| Task requirements |
Repeat word for word the line with "Extract the structured" and every line after it until the records below run out.

Excerpts from a figure dataset:
◇ ◇ ◇ ◇ ◇

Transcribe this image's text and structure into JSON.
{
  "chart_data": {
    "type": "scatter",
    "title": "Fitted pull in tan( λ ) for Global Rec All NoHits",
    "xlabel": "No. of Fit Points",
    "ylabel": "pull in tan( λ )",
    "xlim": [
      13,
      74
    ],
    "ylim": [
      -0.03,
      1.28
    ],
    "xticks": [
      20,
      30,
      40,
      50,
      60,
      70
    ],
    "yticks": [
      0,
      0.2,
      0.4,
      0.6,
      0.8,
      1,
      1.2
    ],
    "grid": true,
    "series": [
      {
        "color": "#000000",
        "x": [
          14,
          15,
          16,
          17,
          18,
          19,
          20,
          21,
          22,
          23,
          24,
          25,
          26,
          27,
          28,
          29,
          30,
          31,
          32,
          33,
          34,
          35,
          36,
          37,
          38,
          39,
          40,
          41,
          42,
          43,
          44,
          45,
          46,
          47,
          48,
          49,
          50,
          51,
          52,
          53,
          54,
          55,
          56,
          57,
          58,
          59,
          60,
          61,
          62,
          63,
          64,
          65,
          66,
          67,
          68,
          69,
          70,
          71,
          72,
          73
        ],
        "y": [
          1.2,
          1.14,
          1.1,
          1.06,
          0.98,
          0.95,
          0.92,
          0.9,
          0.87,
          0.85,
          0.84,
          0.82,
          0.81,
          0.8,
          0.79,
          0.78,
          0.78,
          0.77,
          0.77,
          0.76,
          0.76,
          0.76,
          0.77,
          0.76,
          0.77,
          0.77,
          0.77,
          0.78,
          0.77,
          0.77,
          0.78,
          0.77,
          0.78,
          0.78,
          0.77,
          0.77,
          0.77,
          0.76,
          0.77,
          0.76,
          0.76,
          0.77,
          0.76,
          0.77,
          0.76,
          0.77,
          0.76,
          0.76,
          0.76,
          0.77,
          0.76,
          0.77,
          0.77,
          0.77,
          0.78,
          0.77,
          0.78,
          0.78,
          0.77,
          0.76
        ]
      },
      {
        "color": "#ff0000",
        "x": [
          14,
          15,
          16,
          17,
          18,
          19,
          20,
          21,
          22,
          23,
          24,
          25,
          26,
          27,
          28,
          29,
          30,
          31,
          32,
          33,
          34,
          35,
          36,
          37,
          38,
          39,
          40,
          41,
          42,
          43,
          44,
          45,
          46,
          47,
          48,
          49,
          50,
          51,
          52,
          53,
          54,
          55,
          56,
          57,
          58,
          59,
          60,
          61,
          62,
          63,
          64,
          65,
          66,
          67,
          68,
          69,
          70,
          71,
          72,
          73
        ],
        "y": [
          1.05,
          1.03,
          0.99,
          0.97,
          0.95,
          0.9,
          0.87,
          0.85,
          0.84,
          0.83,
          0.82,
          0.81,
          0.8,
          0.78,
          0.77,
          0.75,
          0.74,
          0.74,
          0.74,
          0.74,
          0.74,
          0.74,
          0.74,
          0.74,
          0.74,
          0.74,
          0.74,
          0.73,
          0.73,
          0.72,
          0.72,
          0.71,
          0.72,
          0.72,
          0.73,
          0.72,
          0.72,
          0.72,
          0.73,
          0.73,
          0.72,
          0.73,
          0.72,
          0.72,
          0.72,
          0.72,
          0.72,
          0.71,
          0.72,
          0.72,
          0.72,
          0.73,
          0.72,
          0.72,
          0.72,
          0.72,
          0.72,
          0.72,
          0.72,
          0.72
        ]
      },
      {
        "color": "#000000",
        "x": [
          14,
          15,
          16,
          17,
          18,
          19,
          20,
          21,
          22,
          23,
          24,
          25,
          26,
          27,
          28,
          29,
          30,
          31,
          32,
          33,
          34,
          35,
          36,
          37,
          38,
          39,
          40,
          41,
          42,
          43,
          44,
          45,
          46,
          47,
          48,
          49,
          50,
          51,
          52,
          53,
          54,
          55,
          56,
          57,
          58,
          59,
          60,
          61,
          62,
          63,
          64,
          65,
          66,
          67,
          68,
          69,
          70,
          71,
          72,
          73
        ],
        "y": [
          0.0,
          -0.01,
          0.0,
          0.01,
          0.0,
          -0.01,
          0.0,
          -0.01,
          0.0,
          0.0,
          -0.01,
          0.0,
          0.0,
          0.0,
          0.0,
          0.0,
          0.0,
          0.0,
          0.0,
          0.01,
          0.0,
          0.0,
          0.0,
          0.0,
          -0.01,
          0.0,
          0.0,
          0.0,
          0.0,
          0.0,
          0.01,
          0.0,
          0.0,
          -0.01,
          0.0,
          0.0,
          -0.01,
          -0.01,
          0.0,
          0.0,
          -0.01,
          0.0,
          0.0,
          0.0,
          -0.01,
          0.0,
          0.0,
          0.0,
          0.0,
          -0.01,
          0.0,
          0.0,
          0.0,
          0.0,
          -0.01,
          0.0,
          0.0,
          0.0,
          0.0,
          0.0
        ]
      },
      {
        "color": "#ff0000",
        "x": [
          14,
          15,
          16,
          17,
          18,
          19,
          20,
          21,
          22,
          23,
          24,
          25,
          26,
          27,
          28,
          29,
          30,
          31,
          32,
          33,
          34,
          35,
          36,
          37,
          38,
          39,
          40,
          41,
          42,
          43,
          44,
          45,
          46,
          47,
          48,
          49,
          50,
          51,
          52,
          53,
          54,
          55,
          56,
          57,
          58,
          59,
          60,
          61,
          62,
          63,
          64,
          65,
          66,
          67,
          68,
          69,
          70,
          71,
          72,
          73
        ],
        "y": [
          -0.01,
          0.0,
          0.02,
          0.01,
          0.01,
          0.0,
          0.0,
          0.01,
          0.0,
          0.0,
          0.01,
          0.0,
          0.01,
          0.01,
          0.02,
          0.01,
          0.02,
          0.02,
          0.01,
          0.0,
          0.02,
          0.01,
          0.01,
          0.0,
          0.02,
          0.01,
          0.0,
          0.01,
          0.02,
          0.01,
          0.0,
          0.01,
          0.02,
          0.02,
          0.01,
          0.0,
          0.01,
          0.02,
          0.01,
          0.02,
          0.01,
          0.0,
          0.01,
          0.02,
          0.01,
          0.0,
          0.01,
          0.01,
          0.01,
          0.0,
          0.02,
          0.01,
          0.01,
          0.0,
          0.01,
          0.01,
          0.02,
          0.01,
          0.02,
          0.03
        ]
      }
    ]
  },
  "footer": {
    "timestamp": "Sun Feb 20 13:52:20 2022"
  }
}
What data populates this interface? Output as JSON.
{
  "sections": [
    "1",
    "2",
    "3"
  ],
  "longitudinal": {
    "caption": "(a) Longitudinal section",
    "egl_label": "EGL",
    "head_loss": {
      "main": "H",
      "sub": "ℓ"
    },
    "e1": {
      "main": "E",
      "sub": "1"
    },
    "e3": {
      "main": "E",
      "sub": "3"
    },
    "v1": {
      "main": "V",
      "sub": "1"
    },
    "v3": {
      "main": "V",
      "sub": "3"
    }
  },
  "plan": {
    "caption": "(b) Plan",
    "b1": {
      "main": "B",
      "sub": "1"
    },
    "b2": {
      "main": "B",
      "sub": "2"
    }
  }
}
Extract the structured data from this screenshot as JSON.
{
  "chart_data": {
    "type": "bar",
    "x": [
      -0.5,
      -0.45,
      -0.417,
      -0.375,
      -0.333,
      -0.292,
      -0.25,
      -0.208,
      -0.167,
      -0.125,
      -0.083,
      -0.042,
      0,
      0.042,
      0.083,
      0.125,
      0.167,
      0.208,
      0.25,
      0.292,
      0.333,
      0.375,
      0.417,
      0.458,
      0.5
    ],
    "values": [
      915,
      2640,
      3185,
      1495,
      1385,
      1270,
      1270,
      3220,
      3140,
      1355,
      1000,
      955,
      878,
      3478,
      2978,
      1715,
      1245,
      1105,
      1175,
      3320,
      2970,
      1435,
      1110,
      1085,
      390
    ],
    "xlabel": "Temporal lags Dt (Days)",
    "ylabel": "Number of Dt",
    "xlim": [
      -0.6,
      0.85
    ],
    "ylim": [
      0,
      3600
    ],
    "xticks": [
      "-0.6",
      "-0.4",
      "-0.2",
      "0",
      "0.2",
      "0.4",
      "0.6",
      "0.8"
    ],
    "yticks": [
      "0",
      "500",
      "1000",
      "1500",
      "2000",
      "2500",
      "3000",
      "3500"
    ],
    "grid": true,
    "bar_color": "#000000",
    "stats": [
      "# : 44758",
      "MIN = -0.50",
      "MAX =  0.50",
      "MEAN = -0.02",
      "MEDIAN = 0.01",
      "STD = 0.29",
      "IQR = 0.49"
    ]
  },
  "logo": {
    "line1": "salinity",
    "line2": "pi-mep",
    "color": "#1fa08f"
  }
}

◇ ◇ ◇ ◇ ◇

| Solution for this exercise |
Extract the structured data from this screenshot as JSON.
{
  "chart_data": {
    "type": "bar",
    "x": [
      -0.5,
      -0.45,
      -0.417,
      -0.375,
      -0.333,
      -0.292,
      -0.25,
      -0.208,
      -0.167,
      -0.125,
      -0.083,
      -0.042,
      0,
      0.042,
      0.083,
      0.125,
      0.167,
      0.208,
      0.25,
      0.292,
      0.333,
      0.375,
      0.417,
      0.458,
      0.5
    ],
    "values": [
      915,
      2640,
      3185,
      1495,
      1385,
      1270,
      1270,
      3220,
      3140,
      1355,
      1000,
      955,
      878,
      3478,
      2978,
      1715,
      1245,
      1105,
      1175,
      3320,
      2970,
      1435,
      1110,
      1085,
      390
    ],
    "xlabel": "Temporal lags Dt (Days)",
    "ylabel": "Number of Dt",
    "xlim": [
      -0.6,
      0.85
    ],
    "ylim": [
      0,
      3600
    ],
    "xticks": [
      "-0.6",
      "-0.4",
      "-0.2",
      "0",
      "0.2",
      "0.4",
      "0.6",
      "0.8"
    ],
    "yticks": [
      "0",
      "500",
      "1000",
      "1500",
      "2000",
      "2500",
      "3000",
      "3500"
    ],
    "grid": true,
    "bar_color": "#000000",
    "stats": [
      "# : 44758",
      "MIN = -0.50",
      "MAX =  0.50",
      "MEAN = -0.02",
      "MEDIAN = 0.01",
      "STD = 0.29",
      "IQR = 0.49"
    ]
  },
  "logo": {
    "line1": "salinity",
    "line2": "pi-mep",
    "color": "#1fa08f"
  }
}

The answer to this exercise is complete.